In the entries below, count every line containing "ylabel". Reply with the number alone.

---------- Records for the exercise

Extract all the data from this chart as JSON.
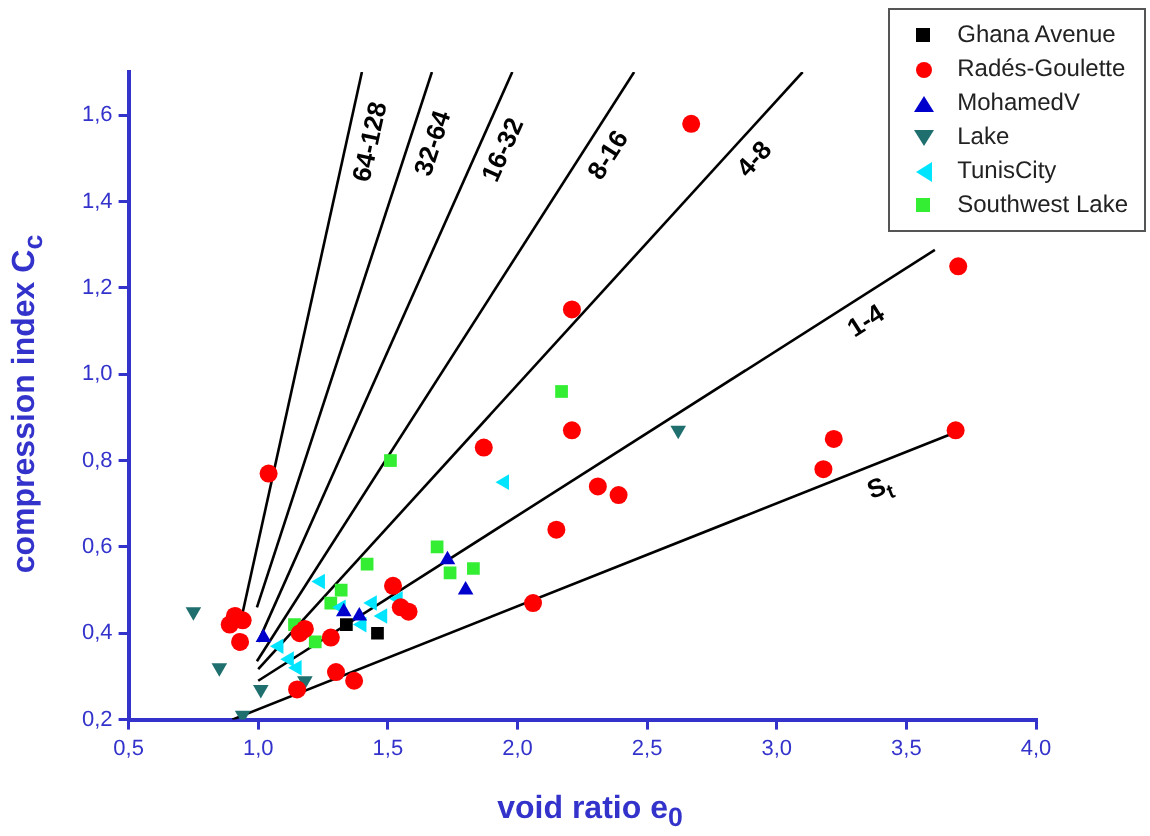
{
  "chart_data": {
    "type": "scatter",
    "xlabel": "void ratio e$_{0}$",
    "ylabel": "compression index C$_{c}$",
    "xlim": [
      0.5,
      4.0
    ],
    "ylim": [
      0.2,
      1.7
    ],
    "xticks": [
      {
        "value": 0.5,
        "label": "0,5"
      },
      {
        "value": 1.0,
        "label": "1,0"
      },
      {
        "value": 1.5,
        "label": "1,5"
      },
      {
        "value": 2.0,
        "label": "2,0"
      },
      {
        "value": 2.5,
        "label": "2,5"
      },
      {
        "value": 3.0,
        "label": "3,0"
      },
      {
        "value": 3.5,
        "label": "3,5"
      },
      {
        "value": 4.0,
        "label": "4,0"
      }
    ],
    "yticks": [
      {
        "value": 0.2,
        "label": "0,2"
      },
      {
        "value": 0.4,
        "label": "0,4"
      },
      {
        "value": 0.6,
        "label": "0,6"
      },
      {
        "value": 0.8,
        "label": "0,8"
      },
      {
        "value": 1.0,
        "label": "1,0"
      },
      {
        "value": 1.2,
        "label": "1,2"
      },
      {
        "value": 1.4,
        "label": "1,4"
      },
      {
        "value": 1.6,
        "label": "1,6"
      }
    ],
    "grid": false,
    "legend": "top right",
    "series": [
      {
        "name": "Ghana Avenue",
        "color": "#000000",
        "marker": "square",
        "x": [
          1.34,
          1.46
        ],
        "values": [
          0.42,
          0.4
        ]
      },
      {
        "name": "Radés-Goulette",
        "color": "#ff0000",
        "marker": "circle",
        "x": [
          1.04,
          0.91,
          0.89,
          0.94,
          0.93,
          1.15,
          1.18,
          1.16,
          1.28,
          1.3,
          1.37,
          1.52,
          1.58,
          1.55,
          1.87,
          2.21,
          2.06,
          2.15,
          2.31,
          2.39,
          3.18,
          3.22,
          3.69,
          2.67,
          3.7,
          2.21
        ],
        "values": [
          0.77,
          0.44,
          0.42,
          0.43,
          0.38,
          0.27,
          0.41,
          0.4,
          0.39,
          0.31,
          0.29,
          0.51,
          0.45,
          0.46,
          0.83,
          0.87,
          0.47,
          0.64,
          0.74,
          0.72,
          0.78,
          0.85,
          0.87,
          1.58,
          1.25,
          1.15
        ]
      },
      {
        "name": "MohamedV",
        "color": "#0000cc",
        "marker": "triangle",
        "x": [
          1.02,
          1.33,
          1.39,
          1.73,
          1.8
        ],
        "values": [
          0.39,
          0.45,
          0.44,
          0.57,
          0.5
        ]
      },
      {
        "name": "Lake",
        "color": "#1f6f6f",
        "marker": "triangle-down",
        "x": [
          0.75,
          0.85,
          1.01,
          0.94,
          1.18,
          2.62
        ],
        "values": [
          0.45,
          0.32,
          0.27,
          0.21,
          0.29,
          0.87
        ]
      },
      {
        "name": "TunisCity",
        "color": "#00e5ff",
        "marker": "triangle-left",
        "x": [
          1.24,
          1.32,
          1.08,
          1.12,
          1.15,
          1.44,
          1.48,
          1.54,
          1.4,
          1.95
        ],
        "values": [
          0.52,
          0.46,
          0.37,
          0.34,
          0.32,
          0.47,
          0.44,
          0.48,
          0.42,
          0.75
        ]
      },
      {
        "name": "Southwest Lake",
        "color": "#33ee33",
        "marker": "square",
        "x": [
          1.51,
          1.42,
          1.32,
          1.28,
          1.14,
          1.22,
          1.69,
          1.74,
          1.83,
          2.17
        ],
        "values": [
          0.8,
          0.56,
          0.5,
          0.47,
          0.42,
          0.38,
          0.6,
          0.54,
          0.55,
          0.96
        ]
      },
      {
        "name": "64-128",
        "type": "line",
        "color": "#000000",
        "marker": "none",
        "x": [
          0.94,
          1.4
        ],
        "values": [
          0.448,
          1.7
        ]
      },
      {
        "name": "32-64",
        "type": "line",
        "color": "#000000",
        "marker": "none",
        "x": [
          0.995,
          1.67
        ],
        "values": [
          0.46,
          1.7
        ]
      },
      {
        "name": "16-32",
        "type": "line",
        "color": "#000000",
        "marker": "none",
        "x": [
          1.0,
          1.98
        ],
        "values": [
          0.38,
          1.7
        ]
      },
      {
        "name": "8-16",
        "type": "line",
        "color": "#000000",
        "marker": "none",
        "x": [
          0.995,
          2.45
        ],
        "values": [
          0.335,
          1.7
        ]
      },
      {
        "name": "4-8",
        "type": "line",
        "color": "#000000",
        "marker": "none",
        "x": [
          1.0,
          3.1
        ],
        "values": [
          0.317,
          1.7
        ]
      },
      {
        "name": "1-4",
        "type": "line",
        "color": "#000000",
        "marker": "none",
        "x": [
          1.0,
          3.61
        ],
        "values": [
          0.29,
          1.288
        ]
      },
      {
        "name": "S$_{t}$",
        "type": "line",
        "color": "#000000",
        "marker": "none",
        "x": [
          0.9,
          3.7
        ],
        "values": [
          0.2,
          0.868
        ]
      }
    ]
  }
}
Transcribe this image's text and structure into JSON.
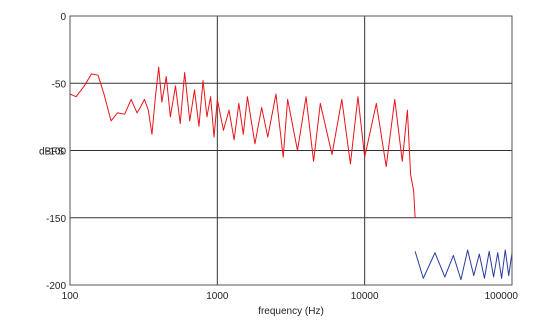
{
  "chart_data": {
    "type": "line",
    "title": "",
    "xlabel": "frequency (Hz)",
    "ylabel": "dBFS",
    "x_scale": "log",
    "xlim": [
      100,
      100000
    ],
    "ylim": [
      -200,
      0
    ],
    "x_ticks": [
      100,
      1000,
      10000,
      100000
    ],
    "x_tick_labels": [
      "100",
      "1000",
      "10000",
      "100000"
    ],
    "y_ticks": [
      0,
      -50,
      -100,
      -150,
      -200
    ],
    "y_tick_labels": [
      "0",
      "-50",
      "-100",
      "-150",
      "-200"
    ],
    "grid": true,
    "legend": "none",
    "colors": {
      "series1": "#e8141c",
      "series2": "#2a3d9e",
      "grid": "#333333",
      "frame": "#555555"
    },
    "series": [
      {
        "color": "#e8141c",
        "x": [
          100,
          110,
          125,
          140,
          155,
          170,
          190,
          210,
          235,
          260,
          285,
          300,
          320,
          340,
          360,
          380,
          400,
          420,
          450,
          480,
          520,
          560,
          600,
          650,
          700,
          750,
          800,
          850,
          900,
          950,
          1000,
          1100,
          1200,
          1300,
          1400,
          1500,
          1600,
          1800,
          2000,
          2200,
          2500,
          2800,
          3000,
          3500,
          4000,
          4500,
          5000,
          6000,
          7000,
          8000,
          9000,
          10000,
          12000,
          14000,
          16000,
          18000,
          19500,
          20500,
          21500,
          22000
        ],
        "y": [
          -58,
          -60,
          -52,
          -43,
          -44,
          -58,
          -78,
          -72,
          -73,
          -62,
          -72,
          -68,
          -62,
          -70,
          -88,
          -60,
          -38,
          -64,
          -45,
          -75,
          -52,
          -80,
          -42,
          -78,
          -55,
          -82,
          -48,
          -75,
          -60,
          -90,
          -62,
          -85,
          -70,
          -92,
          -65,
          -88,
          -60,
          -95,
          -68,
          -90,
          -58,
          -105,
          -62,
          -100,
          -60,
          -108,
          -65,
          -103,
          -62,
          -110,
          -60,
          -105,
          -65,
          -112,
          -62,
          -108,
          -70,
          -118,
          -130,
          -150
        ]
      },
      {
        "color": "#2a3d9e",
        "x": [
          22000,
          25000,
          30000,
          35000,
          40000,
          45000,
          50000,
          55000,
          60000,
          65000,
          70000,
          75000,
          80000,
          85000,
          90000,
          95000,
          100000
        ],
        "y": [
          -175,
          -195,
          -176,
          -194,
          -178,
          -196,
          -174,
          -193,
          -177,
          -195,
          -175,
          -194,
          -176,
          -195,
          -174,
          -193,
          -176
        ]
      }
    ]
  }
}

--------------------

The response:
2